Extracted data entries

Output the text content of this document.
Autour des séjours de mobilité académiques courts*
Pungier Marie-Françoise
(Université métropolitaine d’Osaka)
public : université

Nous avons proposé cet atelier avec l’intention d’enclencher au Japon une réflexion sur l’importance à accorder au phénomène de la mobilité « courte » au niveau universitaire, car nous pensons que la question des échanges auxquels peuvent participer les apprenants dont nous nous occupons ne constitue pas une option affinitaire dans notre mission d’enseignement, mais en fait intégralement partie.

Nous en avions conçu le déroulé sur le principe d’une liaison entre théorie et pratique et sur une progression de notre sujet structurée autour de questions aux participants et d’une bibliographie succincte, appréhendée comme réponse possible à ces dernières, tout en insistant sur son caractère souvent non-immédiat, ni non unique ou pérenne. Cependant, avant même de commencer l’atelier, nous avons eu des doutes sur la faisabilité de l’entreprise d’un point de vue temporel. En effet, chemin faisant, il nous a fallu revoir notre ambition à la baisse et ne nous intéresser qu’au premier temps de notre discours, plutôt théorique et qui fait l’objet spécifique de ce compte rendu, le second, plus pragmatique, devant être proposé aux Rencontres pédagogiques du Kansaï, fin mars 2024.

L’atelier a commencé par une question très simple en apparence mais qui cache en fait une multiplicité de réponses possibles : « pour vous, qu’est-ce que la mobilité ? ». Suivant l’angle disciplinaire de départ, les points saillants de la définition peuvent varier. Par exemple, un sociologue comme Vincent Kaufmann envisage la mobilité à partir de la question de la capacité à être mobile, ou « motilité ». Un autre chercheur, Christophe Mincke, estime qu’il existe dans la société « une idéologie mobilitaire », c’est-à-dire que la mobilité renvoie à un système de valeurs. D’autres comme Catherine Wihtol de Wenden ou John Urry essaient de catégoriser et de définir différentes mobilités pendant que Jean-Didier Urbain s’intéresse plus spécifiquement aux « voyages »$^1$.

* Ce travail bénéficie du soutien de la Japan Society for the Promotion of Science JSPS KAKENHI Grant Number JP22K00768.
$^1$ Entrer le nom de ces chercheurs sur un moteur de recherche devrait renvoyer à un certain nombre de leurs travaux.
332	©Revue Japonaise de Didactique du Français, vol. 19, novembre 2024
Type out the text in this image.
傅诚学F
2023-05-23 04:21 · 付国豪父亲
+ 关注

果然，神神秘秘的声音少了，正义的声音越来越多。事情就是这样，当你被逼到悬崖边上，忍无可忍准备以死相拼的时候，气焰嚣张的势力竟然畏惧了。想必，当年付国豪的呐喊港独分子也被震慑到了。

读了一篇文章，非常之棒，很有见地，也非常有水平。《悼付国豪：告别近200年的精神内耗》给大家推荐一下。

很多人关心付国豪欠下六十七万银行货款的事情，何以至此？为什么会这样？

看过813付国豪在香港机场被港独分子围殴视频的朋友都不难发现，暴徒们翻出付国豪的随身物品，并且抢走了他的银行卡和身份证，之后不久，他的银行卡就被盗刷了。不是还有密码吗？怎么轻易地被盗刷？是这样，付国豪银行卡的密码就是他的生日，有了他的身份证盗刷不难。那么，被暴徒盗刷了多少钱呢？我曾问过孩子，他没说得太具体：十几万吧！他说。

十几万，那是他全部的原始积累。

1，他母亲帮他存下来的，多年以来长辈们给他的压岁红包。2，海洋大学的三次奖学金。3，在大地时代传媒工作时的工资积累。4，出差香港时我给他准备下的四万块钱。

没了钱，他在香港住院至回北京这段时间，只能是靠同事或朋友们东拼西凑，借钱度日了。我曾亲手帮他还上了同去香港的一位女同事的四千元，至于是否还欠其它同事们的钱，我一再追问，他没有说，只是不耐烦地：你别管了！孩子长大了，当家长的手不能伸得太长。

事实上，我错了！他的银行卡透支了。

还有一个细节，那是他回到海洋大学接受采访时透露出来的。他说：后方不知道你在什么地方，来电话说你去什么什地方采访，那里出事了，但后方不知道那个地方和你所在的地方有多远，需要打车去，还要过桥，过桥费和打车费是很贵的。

**Set problem**
Gather from the records above every line containing the string "text".

**Solution to this task**
Output the text content of this document.
Type out the text in this image.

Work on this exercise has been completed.